Return every line below as is, leaving out the pictures.

── RECORD LIST ──

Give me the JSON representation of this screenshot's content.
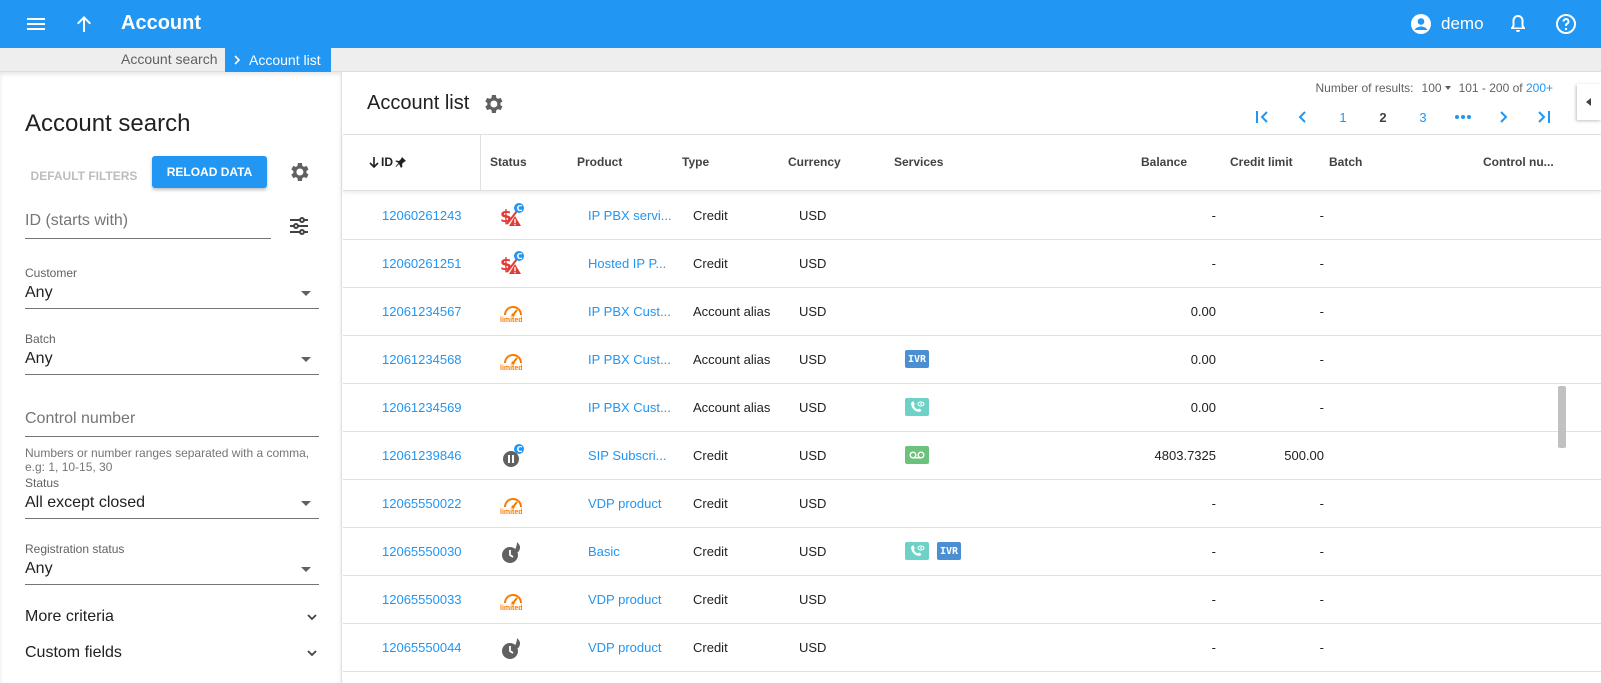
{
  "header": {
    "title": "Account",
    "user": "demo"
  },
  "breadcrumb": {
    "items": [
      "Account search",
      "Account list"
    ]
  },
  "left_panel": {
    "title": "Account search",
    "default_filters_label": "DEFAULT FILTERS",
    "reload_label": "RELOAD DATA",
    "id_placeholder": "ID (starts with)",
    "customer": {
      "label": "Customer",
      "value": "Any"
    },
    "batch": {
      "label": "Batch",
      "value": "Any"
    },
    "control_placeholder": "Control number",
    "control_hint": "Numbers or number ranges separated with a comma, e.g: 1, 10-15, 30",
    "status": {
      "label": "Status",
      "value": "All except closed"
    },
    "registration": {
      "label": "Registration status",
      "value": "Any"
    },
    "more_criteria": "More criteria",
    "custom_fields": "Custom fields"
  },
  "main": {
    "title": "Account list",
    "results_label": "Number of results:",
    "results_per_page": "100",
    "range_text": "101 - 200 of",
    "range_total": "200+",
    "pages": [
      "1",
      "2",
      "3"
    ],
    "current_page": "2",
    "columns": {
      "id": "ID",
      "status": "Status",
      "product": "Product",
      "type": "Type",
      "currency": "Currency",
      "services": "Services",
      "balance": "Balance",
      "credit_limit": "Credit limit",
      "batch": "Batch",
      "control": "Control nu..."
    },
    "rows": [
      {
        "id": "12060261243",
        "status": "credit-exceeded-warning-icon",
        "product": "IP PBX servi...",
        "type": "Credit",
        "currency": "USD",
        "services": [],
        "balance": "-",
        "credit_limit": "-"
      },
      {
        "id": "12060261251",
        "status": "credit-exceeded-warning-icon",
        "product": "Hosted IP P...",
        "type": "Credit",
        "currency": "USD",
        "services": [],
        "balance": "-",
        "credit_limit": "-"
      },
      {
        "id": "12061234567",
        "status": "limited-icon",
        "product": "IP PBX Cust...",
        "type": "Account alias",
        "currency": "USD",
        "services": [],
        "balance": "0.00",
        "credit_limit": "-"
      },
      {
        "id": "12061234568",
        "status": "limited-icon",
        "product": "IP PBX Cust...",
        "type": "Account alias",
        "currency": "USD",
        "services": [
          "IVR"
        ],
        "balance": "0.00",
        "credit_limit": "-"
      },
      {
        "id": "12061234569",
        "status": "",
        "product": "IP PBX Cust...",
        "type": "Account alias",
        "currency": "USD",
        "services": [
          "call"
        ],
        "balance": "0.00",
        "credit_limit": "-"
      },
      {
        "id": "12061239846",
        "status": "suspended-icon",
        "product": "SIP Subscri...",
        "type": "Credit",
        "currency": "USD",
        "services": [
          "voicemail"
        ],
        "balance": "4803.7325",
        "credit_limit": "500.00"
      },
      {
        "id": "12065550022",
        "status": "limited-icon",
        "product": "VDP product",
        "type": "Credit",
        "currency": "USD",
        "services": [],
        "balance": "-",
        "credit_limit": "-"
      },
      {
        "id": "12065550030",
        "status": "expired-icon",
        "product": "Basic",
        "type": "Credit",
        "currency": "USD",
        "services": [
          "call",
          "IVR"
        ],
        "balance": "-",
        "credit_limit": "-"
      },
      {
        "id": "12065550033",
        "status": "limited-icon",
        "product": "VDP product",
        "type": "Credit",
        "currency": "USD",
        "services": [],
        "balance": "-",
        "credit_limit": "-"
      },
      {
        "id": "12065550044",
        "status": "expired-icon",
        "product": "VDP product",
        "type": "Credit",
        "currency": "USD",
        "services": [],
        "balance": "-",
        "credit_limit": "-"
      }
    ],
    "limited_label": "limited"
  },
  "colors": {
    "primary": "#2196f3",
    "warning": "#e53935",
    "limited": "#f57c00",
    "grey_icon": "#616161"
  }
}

───

* **EXPECTED ANSWER**
Give me the JSON representation of this screenshot's content.
{
  "header": {
    "title": "Account",
    "user": "demo"
  },
  "breadcrumb": {
    "items": [
      "Account search",
      "Account list"
    ]
  },
  "left_panel": {
    "title": "Account search",
    "default_filters_label": "DEFAULT FILTERS",
    "reload_label": "RELOAD DATA",
    "id_placeholder": "ID (starts with)",
    "customer": {
      "label": "Customer",
      "value": "Any"
    },
    "batch": {
      "label": "Batch",
      "value": "Any"
    },
    "control_placeholder": "Control number",
    "control_hint": "Numbers or number ranges separated with a comma, e.g: 1, 10-15, 30",
    "status": {
      "label": "Status",
      "value": "All except closed"
    },
    "registration": {
      "label": "Registration status",
      "value": "Any"
    },
    "more_criteria": "More criteria",
    "custom_fields": "Custom fields"
  },
  "main": {
    "title": "Account list",
    "results_label": "Number of results:",
    "results_per_page": "100",
    "range_text": "101 - 200 of",
    "range_total": "200+",
    "pages": [
      "1",
      "2",
      "3"
    ],
    "current_page": "2",
    "columns": {
      "id": "ID",
      "status": "Status",
      "product": "Product",
      "type": "Type",
      "currency": "Currency",
      "services": "Services",
      "balance": "Balance",
      "credit_limit": "Credit limit",
      "batch": "Batch",
      "control": "Control nu..."
    },
    "rows": [
      {
        "id": "12060261243",
        "status": "credit-exceeded-warning-icon",
        "product": "IP PBX servi...",
        "type": "Credit",
        "currency": "USD",
        "services": [],
        "balance": "-",
        "credit_limit": "-"
      },
      {
        "id": "12060261251",
        "status": "credit-exceeded-warning-icon",
        "product": "Hosted IP P...",
        "type": "Credit",
        "currency": "USD",
        "services": [],
        "balance": "-",
        "credit_limit": "-"
      },
      {
        "id": "12061234567",
        "status": "limited-icon",
        "product": "IP PBX Cust...",
        "type": "Account alias",
        "currency": "USD",
        "services": [],
        "balance": "0.00",
        "credit_limit": "-"
      },
      {
        "id": "12061234568",
        "status": "limited-icon",
        "product": "IP PBX Cust...",
        "type": "Account alias",
        "currency": "USD",
        "services": [
          "IVR"
        ],
        "balance": "0.00",
        "credit_limit": "-"
      },
      {
        "id": "12061234569",
        "status": "",
        "product": "IP PBX Cust...",
        "type": "Account alias",
        "currency": "USD",
        "services": [
          "call"
        ],
        "balance": "0.00",
        "credit_limit": "-"
      },
      {
        "id": "12061239846",
        "status": "suspended-icon",
        "product": "SIP Subscri...",
        "type": "Credit",
        "currency": "USD",
        "services": [
          "voicemail"
        ],
        "balance": "4803.7325",
        "credit_limit": "500.00"
      },
      {
        "id": "12065550022",
        "status": "limited-icon",
        "product": "VDP product",
        "type": "Credit",
        "currency": "USD",
        "services": [],
        "balance": "-",
        "credit_limit": "-"
      },
      {
        "id": "12065550030",
        "status": "expired-icon",
        "product": "Basic",
        "type": "Credit",
        "currency": "USD",
        "services": [
          "call",
          "IVR"
        ],
        "balance": "-",
        "credit_limit": "-"
      },
      {
        "id": "12065550033",
        "status": "limited-icon",
        "product": "VDP product",
        "type": "Credit",
        "currency": "USD",
        "services": [],
        "balance": "-",
        "credit_limit": "-"
      },
      {
        "id": "12065550044",
        "status": "expired-icon",
        "product": "VDP product",
        "type": "Credit",
        "currency": "USD",
        "services": [],
        "balance": "-",
        "credit_limit": "-"
      }
    ],
    "limited_label": "limited"
  },
  "colors": {
    "primary": "#2196f3",
    "warning": "#e53935",
    "limited": "#f57c00",
    "grey_icon": "#616161"
  }
}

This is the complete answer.